_Exercise description:_ Write out the full set of records below exactly.

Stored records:

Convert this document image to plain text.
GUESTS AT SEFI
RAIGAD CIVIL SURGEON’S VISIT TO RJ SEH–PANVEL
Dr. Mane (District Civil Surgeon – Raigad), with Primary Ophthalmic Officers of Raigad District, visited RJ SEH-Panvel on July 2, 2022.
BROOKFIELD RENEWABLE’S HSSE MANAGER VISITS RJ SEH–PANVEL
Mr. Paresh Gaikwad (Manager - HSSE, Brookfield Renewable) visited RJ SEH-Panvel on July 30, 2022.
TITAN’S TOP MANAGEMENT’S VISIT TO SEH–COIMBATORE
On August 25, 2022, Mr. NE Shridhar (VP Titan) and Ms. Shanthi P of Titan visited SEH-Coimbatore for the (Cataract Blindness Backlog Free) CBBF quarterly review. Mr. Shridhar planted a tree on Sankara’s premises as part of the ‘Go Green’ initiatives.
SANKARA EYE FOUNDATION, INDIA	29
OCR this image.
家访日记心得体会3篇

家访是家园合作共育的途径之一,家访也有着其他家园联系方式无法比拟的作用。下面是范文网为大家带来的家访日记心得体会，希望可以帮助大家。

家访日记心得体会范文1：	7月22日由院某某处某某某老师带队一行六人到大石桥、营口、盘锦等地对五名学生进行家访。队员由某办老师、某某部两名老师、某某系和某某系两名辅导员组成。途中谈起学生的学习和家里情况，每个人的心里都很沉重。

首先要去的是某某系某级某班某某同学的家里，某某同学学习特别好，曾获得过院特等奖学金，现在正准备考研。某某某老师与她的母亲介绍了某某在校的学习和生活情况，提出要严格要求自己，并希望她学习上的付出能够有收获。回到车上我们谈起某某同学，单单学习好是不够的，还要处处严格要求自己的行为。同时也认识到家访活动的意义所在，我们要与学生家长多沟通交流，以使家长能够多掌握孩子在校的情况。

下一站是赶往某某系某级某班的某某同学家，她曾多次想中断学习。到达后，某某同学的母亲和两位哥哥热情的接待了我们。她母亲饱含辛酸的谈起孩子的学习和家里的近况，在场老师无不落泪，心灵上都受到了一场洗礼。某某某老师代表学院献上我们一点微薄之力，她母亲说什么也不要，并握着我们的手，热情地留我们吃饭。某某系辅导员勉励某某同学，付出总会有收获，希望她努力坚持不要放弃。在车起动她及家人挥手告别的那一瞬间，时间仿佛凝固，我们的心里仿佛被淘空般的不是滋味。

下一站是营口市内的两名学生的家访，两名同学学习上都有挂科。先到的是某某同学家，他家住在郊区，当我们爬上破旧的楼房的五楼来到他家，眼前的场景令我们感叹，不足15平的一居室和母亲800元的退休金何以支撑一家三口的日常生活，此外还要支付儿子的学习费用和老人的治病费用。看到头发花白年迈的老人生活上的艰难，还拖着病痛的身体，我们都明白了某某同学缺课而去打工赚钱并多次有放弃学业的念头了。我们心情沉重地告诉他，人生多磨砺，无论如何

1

_Answer for the task:_
Convert this document image to plain text.
GUESTS AT SEFI
RAIGAD CIVIL SURGEON’S VISIT TO RJ SEH–PANVEL
Dr. Mane (District Civil Surgeon – Raigad), with Primary Ophthalmic Officers of Raigad District, visited RJ SEH-Panvel on July 2, 2022.
BROOKFIELD RENEWABLE’S HSSE MANAGER VISITS RJ SEH–PANVEL
Mr. Paresh Gaikwad (Manager - HSSE, Brookfield Renewable) visited RJ SEH-Panvel on July 30, 2022.
TITAN’S TOP MANAGEMENT’S VISIT TO SEH–COIMBATORE
On August 25, 2022, Mr. NE Shridhar (VP Titan) and Ms. Shanthi P of Titan visited SEH-Coimbatore for the (Cataract Blindness Backlog Free) CBBF quarterly review. Mr. Shridhar planted a tree on Sankara’s premises as part of the ‘Go Green’ initiatives.
SANKARA EYE FOUNDATION, INDIA	29
OCR this image.
家访日记心得体会3篇

家访是家园合作共育的途径之一,家访也有着其他家园联系方式无法比拟的作用。下面是范文网为大家带来的家访日记心得体会，希望可以帮助大家。

家访日记心得体会范文1：	7月22日由院某某处某某某老师带队一行六人到大石桥、营口、盘锦等地对五名学生进行家访。队员由某办老师、某某部两名老师、某某系和某某系两名辅导员组成。途中谈起学生的学习和家里情况，每个人的心里都很沉重。

首先要去的是某某系某级某班某某同学的家里，某某同学学习特别好，曾获得过院特等奖学金，现在正准备考研。某某某老师与她的母亲介绍了某某在校的学习和生活情况，提出要严格要求自己，并希望她学习上的付出能够有收获。回到车上我们谈起某某同学，单单学习好是不够的，还要处处严格要求自己的行为。同时也认识到家访活动的意义所在，我们要与学生家长多沟通交流，以使家长能够多掌握孩子在校的情况。

下一站是赶往某某系某级某班的某某同学家，她曾多次想中断学习。到达后，某某同学的母亲和两位哥哥热情的接待了我们。她母亲饱含辛酸的谈起孩子的学习和家里的近况，在场老师无不落泪，心灵上都受到了一场洗礼。某某某老师代表学院献上我们一点微薄之力，她母亲说什么也不要，并握着我们的手，热情地留我们吃饭。某某系辅导员勉励某某同学，付出总会有收获，希望她努力坚持不要放弃。在车起动她及家人挥手告别的那一瞬间，时间仿佛凝固，我们的心里仿佛被淘空般的不是滋味。

下一站是营口市内的两名学生的家访，两名同学学习上都有挂科。先到的是某某同学家，他家住在郊区，当我们爬上破旧的楼房的五楼来到他家，眼前的场景令我们感叹，不足15平的一居室和母亲800元的退休金何以支撑一家三口的日常生活，此外还要支付儿子的学习费用和老人的治病费用。看到头发花白年迈的老人生活上的艰难，还拖着病痛的身体，我们都明白了某某同学缺课而去打工赚钱并多次有放弃学业的念头了。我们心情沉重地告诉他，人生多磨砺，无论如何

1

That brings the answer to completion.